Pull out each line of the records holding the string "Mean".
◆ ◆ ◆ ◆
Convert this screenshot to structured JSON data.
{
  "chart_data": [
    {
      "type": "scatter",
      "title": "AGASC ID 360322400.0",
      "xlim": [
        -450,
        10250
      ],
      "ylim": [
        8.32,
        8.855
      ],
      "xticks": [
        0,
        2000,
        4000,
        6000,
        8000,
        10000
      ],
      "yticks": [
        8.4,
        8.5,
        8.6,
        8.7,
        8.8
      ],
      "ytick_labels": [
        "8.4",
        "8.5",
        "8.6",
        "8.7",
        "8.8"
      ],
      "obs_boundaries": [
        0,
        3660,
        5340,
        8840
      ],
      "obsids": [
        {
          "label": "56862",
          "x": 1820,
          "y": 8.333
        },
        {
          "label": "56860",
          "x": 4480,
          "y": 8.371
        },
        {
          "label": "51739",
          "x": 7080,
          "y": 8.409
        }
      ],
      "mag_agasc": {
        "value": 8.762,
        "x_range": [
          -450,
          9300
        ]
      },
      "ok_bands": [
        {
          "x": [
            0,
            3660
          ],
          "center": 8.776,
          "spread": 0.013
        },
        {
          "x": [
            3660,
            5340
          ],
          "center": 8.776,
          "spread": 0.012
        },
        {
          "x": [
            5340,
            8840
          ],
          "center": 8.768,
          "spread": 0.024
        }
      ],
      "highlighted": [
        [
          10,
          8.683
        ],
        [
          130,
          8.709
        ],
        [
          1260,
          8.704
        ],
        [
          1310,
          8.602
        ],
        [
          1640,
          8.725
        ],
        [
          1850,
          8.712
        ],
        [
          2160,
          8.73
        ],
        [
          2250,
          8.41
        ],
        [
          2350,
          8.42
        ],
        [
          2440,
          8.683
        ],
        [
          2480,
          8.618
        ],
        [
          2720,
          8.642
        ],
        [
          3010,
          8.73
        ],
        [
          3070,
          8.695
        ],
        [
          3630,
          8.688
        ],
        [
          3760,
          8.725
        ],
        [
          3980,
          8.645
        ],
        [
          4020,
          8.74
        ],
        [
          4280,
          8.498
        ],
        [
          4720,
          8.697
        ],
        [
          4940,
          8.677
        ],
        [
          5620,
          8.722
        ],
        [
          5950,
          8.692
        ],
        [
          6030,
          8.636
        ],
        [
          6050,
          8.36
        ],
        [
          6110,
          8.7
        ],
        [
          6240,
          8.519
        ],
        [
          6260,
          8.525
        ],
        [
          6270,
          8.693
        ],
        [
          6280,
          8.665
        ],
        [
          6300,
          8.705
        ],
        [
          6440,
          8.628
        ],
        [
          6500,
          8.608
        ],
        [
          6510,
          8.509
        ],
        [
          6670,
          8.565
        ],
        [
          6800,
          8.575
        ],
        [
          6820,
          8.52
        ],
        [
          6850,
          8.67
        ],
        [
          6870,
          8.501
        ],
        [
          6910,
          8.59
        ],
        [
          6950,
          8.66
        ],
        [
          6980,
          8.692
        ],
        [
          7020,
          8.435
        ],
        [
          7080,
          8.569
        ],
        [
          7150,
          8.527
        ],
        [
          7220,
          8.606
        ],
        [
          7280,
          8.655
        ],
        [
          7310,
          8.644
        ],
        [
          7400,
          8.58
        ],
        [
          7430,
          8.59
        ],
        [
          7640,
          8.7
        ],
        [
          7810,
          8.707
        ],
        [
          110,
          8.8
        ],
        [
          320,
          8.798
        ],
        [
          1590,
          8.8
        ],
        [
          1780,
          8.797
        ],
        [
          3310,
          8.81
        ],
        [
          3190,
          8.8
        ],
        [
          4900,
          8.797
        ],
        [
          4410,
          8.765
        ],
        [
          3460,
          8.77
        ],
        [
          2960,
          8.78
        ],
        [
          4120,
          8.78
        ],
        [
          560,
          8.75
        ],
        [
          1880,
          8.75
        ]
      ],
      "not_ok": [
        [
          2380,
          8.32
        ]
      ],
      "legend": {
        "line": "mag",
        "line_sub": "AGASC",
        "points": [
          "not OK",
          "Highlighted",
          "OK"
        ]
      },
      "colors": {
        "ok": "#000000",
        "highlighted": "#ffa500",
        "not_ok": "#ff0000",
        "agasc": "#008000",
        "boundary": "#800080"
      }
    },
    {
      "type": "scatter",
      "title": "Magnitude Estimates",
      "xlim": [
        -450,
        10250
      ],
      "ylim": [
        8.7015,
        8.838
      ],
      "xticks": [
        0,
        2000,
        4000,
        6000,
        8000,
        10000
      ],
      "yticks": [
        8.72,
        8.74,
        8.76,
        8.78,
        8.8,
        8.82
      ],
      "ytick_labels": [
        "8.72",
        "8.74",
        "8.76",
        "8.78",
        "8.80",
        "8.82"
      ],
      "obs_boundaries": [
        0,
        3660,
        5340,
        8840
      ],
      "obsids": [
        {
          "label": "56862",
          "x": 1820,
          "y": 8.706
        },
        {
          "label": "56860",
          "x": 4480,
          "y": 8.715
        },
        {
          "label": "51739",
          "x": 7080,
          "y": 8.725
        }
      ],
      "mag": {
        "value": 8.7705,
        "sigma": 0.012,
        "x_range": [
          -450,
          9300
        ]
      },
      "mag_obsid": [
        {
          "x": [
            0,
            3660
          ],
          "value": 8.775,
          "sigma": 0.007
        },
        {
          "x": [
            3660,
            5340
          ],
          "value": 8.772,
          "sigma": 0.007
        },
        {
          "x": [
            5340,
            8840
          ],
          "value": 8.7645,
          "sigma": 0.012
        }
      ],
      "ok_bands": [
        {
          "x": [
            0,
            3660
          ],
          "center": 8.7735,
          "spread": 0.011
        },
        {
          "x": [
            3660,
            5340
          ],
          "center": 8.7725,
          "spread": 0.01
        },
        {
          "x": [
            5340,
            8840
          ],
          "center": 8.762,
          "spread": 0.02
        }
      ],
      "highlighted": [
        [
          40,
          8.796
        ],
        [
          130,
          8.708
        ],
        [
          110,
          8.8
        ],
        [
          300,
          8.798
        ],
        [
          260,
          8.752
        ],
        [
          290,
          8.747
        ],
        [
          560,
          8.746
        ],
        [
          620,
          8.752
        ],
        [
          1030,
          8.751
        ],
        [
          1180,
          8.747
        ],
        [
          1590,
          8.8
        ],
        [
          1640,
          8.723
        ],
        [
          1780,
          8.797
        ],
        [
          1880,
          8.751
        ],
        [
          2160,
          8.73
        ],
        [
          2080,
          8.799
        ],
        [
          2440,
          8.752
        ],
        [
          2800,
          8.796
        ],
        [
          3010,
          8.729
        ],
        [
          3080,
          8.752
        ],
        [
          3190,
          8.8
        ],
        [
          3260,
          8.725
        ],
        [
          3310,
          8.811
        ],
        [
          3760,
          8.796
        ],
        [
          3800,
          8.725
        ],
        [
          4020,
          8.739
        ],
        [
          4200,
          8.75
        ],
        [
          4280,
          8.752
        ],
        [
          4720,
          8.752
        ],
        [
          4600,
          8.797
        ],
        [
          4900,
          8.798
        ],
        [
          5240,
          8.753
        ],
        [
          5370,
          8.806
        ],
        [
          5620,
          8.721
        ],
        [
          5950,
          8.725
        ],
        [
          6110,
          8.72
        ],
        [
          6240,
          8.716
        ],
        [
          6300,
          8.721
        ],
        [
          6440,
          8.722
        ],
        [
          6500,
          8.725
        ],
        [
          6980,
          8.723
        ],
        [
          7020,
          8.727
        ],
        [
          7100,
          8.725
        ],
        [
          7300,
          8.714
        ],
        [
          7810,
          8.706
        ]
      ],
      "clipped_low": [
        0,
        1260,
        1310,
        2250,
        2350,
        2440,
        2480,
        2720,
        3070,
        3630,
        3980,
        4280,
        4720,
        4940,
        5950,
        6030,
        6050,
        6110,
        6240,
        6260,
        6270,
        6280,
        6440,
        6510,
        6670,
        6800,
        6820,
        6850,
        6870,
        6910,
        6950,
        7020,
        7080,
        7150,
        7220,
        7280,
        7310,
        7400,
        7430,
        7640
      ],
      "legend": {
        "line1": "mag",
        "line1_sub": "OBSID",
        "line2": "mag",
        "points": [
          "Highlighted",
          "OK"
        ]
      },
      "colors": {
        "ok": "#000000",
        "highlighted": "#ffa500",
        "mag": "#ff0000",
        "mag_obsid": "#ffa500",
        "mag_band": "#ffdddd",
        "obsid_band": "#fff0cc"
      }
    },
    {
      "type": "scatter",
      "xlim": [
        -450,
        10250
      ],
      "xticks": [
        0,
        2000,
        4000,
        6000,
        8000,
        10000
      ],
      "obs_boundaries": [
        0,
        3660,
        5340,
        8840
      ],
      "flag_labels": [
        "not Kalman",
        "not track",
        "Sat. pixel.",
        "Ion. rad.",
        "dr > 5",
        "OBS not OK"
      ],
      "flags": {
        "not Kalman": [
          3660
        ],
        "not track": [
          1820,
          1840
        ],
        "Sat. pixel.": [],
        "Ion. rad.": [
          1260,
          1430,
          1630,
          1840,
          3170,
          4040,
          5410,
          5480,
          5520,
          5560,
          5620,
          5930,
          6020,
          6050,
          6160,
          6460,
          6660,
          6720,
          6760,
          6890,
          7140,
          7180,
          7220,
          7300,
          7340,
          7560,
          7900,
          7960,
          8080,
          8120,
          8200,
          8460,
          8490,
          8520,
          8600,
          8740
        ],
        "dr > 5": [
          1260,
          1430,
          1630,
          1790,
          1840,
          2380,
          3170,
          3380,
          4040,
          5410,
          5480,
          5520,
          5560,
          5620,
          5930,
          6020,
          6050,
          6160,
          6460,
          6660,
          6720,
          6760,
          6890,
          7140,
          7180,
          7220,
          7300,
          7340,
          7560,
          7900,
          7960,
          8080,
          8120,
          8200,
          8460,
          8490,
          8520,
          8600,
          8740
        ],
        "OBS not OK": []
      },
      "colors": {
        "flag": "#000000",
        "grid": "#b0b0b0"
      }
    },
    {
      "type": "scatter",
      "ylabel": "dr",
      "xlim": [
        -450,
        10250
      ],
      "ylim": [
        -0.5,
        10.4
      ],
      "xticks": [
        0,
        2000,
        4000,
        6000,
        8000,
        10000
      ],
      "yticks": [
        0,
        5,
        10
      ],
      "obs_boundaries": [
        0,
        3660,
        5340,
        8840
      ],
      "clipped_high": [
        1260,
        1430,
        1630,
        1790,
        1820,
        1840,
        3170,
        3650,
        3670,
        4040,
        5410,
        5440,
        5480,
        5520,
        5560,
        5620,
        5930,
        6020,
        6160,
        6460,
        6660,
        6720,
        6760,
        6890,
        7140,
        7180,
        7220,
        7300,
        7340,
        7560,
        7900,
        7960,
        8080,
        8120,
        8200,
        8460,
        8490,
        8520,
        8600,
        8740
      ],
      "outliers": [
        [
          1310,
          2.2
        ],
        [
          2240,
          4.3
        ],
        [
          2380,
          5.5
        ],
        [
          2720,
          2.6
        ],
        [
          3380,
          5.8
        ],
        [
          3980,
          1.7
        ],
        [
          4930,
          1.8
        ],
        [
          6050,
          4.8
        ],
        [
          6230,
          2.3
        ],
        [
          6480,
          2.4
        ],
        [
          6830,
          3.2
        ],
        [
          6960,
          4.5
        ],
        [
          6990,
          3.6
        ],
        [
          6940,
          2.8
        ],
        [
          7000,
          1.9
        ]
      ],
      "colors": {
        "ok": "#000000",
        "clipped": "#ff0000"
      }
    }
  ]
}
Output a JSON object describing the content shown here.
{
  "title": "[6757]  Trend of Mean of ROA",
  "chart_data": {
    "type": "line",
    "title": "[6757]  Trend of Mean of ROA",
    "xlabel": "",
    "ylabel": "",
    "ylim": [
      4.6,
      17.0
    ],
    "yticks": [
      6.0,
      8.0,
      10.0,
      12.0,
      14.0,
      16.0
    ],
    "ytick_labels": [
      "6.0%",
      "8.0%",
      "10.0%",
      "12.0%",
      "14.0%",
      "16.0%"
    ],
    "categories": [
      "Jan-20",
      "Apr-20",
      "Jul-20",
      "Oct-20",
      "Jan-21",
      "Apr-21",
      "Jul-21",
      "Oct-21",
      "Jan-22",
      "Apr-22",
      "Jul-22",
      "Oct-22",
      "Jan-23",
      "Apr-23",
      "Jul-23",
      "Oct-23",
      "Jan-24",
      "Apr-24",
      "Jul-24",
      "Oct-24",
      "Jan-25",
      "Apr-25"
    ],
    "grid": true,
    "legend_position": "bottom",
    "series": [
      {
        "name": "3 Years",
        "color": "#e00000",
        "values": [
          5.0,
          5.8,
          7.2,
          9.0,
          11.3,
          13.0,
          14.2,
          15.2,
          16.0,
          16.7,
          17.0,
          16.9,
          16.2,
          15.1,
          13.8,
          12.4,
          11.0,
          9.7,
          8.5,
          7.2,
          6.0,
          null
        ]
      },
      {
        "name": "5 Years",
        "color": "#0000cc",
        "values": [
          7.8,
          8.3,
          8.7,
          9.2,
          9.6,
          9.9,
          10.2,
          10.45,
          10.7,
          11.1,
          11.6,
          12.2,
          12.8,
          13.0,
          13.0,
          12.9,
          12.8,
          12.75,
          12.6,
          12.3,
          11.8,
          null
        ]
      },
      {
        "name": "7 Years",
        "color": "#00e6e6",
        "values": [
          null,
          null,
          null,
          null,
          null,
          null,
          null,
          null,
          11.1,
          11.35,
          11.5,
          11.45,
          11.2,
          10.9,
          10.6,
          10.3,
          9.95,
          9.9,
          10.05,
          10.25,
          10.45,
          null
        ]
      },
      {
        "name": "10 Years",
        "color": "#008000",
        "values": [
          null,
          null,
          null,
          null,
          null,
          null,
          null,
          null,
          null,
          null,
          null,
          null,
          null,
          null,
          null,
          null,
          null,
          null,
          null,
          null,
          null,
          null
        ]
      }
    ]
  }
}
◆ ◆ ◆ ◆
** OUTPUT OF THE TASK **
  "title": "[6757]  Trend of Mean of ROA",
    "title": "[6757]  Trend of Mean of ROA",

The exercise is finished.